Below is a set of records; restate each one word for word.

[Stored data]
* * * * *

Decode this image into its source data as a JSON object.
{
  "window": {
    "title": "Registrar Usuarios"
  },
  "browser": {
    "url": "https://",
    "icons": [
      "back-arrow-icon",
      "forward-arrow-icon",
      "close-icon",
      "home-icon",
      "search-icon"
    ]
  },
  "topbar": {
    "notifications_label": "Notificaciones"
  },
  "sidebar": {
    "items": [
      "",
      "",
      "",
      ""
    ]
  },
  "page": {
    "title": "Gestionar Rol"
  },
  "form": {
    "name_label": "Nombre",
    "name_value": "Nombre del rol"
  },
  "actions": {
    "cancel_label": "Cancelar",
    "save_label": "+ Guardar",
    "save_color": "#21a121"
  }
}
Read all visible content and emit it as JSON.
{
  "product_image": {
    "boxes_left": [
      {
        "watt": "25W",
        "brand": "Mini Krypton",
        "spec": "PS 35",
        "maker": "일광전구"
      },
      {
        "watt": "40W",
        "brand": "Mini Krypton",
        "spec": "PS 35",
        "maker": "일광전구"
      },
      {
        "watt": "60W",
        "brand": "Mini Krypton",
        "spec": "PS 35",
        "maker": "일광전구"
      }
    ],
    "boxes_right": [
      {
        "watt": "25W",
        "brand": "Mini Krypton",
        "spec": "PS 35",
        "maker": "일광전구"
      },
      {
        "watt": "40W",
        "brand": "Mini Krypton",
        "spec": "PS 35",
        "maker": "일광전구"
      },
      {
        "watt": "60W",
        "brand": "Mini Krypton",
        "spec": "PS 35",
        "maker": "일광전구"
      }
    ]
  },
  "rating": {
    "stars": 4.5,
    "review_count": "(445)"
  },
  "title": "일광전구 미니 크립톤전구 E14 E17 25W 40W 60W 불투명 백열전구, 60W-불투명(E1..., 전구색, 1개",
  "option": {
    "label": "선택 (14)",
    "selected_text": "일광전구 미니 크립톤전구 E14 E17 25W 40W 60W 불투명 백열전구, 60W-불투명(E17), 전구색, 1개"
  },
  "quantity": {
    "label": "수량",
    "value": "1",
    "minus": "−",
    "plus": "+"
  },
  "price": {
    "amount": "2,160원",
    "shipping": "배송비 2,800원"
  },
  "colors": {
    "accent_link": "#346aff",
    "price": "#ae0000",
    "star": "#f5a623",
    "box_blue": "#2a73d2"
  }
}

* * * * *

→ Reply:
Decode this image into its source data as a JSON object.
{
  "window": {
    "title": "Registrar Usuarios"
  },
  "browser": {
    "url": "https://",
    "icons": [
      "back-arrow-icon",
      "forward-arrow-icon",
      "close-icon",
      "home-icon",
      "search-icon"
    ]
  },
  "topbar": {
    "notifications_label": "Notificaciones"
  },
  "sidebar": {
    "items": [
      "",
      "",
      "",
      ""
    ]
  },
  "page": {
    "title": "Gestionar Rol"
  },
  "form": {
    "name_label": "Nombre",
    "name_value": "Nombre del rol"
  },
  "actions": {
    "cancel_label": "Cancelar",
    "save_label": "+ Guardar",
    "save_color": "#21a121"
  }
}
Read all visible content and emit it as JSON.
{
  "product_image": {
    "boxes_left": [
      {
        "watt": "25W",
        "brand": "Mini Krypton",
        "spec": "PS 35",
        "maker": "일광전구"
      },
      {
        "watt": "40W",
        "brand": "Mini Krypton",
        "spec": "PS 35",
        "maker": "일광전구"
      },
      {
        "watt": "60W",
        "brand": "Mini Krypton",
        "spec": "PS 35",
        "maker": "일광전구"
      }
    ],
    "boxes_right": [
      {
        "watt": "25W",
        "brand": "Mini Krypton",
        "spec": "PS 35",
        "maker": "일광전구"
      },
      {
        "watt": "40W",
        "brand": "Mini Krypton",
        "spec": "PS 35",
        "maker": "일광전구"
      },
      {
        "watt": "60W",
        "brand": "Mini Krypton",
        "spec": "PS 35",
        "maker": "일광전구"
      }
    ]
  },
  "rating": {
    "stars": 4.5,
    "review_count": "(445)"
  },
  "title": "일광전구 미니 크립톤전구 E14 E17 25W 40W 60W 불투명 백열전구, 60W-불투명(E1..., 전구색, 1개",
  "option": {
    "label": "선택 (14)",
    "selected_text": "일광전구 미니 크립톤전구 E14 E17 25W 40W 60W 불투명 백열전구, 60W-불투명(E17), 전구색, 1개"
  },
  "quantity": {
    "label": "수량",
    "value": "1",
    "minus": "−",
    "plus": "+"
  },
  "price": {
    "amount": "2,160원",
    "shipping": "배송비 2,800원"
  },
  "colors": {
    "accent_link": "#346aff",
    "price": "#ae0000",
    "star": "#f5a623",
    "box_blue": "#2a73d2"
  }
}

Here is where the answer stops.